§ EXERCISE DESCRIPTION:
Omit the pictures, then reproduce every remaining record exactly.

§ Stored data entries:
== == ==

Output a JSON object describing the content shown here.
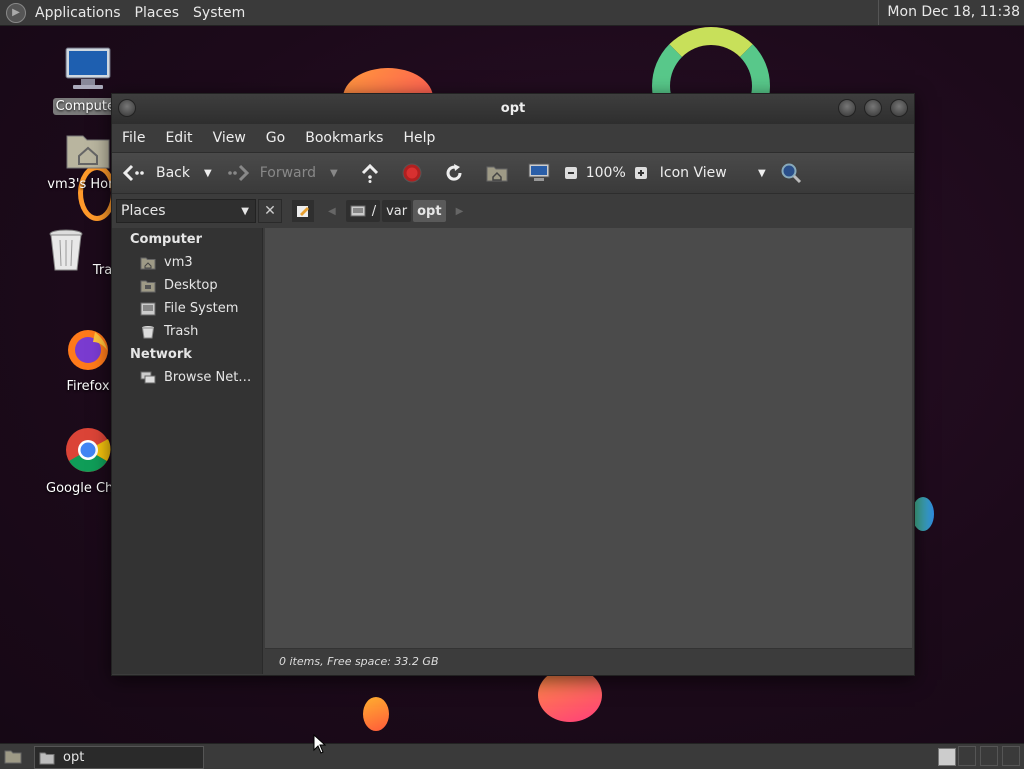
{
  "top_panel": {
    "menus": [
      "Applications",
      "Places",
      "System"
    ],
    "clock": "Mon Dec 18, 11:38"
  },
  "desktop": {
    "icons": [
      {
        "label": "Computer",
        "icon": "computer-icon",
        "selected": true
      },
      {
        "label": "vm3's Home",
        "icon": "home-folder-icon"
      },
      {
        "label": "Trash",
        "icon": "trash-icon"
      },
      {
        "label": "Firefox",
        "icon": "firefox-icon"
      },
      {
        "label": "Google Chrome",
        "icon": "chrome-icon"
      }
    ]
  },
  "window": {
    "title": "opt",
    "menu": [
      "File",
      "Edit",
      "View",
      "Go",
      "Bookmarks",
      "Help"
    ],
    "toolbar": {
      "back": "Back",
      "forward": "Forward",
      "zoom": "100%",
      "view_mode": "Icon View"
    },
    "sidebar": {
      "selector": "Places",
      "sections": [
        {
          "title": "Computer",
          "items": [
            "vm3",
            "Desktop",
            "File System",
            "Trash"
          ]
        },
        {
          "title": "Network",
          "items": [
            "Browse Net…"
          ]
        }
      ]
    },
    "path": [
      "/",
      "var",
      "opt"
    ],
    "status": "0 items, Free space: 33.2 GB"
  },
  "taskbar": {
    "tasks": [
      {
        "label": "opt"
      }
    ]
  },
  "colors": {
    "panel": "#3a3a3a",
    "window_bg": "#3c3c3c",
    "content_bg": "#4b4b4b",
    "desktop_bg": "#1d0b1b"
  }
}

== == ==

§ WRITTEN REPLY:
Output a JSON object describing the content shown here.
{
  "top_panel": {
    "menus": [
      "Applications",
      "Places",
      "System"
    ],
    "clock": "Mon Dec 18, 11:38"
  },
  "desktop": {
    "icons": [
      {
        "label": "Computer",
        "icon": "computer-icon",
        "selected": true
      },
      {
        "label": "vm3's Home",
        "icon": "home-folder-icon"
      },
      {
        "label": "Trash",
        "icon": "trash-icon"
      },
      {
        "label": "Firefox",
        "icon": "firefox-icon"
      },
      {
        "label": "Google Chrome",
        "icon": "chrome-icon"
      }
    ]
  },
  "window": {
    "title": "opt",
    "menu": [
      "File",
      "Edit",
      "View",
      "Go",
      "Bookmarks",
      "Help"
    ],
    "toolbar": {
      "back": "Back",
      "forward": "Forward",
      "zoom": "100%",
      "view_mode": "Icon View"
    },
    "sidebar": {
      "selector": "Places",
      "sections": [
        {
          "title": "Computer",
          "items": [
            "vm3",
            "Desktop",
            "File System",
            "Trash"
          ]
        },
        {
          "title": "Network",
          "items": [
            "Browse Net…"
          ]
        }
      ]
    },
    "path": [
      "/",
      "var",
      "opt"
    ],
    "status": "0 items, Free space: 33.2 GB"
  },
  "taskbar": {
    "tasks": [
      {
        "label": "opt"
      }
    ]
  },
  "colors": {
    "panel": "#3a3a3a",
    "window_bg": "#3c3c3c",
    "content_bg": "#4b4b4b",
    "desktop_bg": "#1d0b1b"
  }
}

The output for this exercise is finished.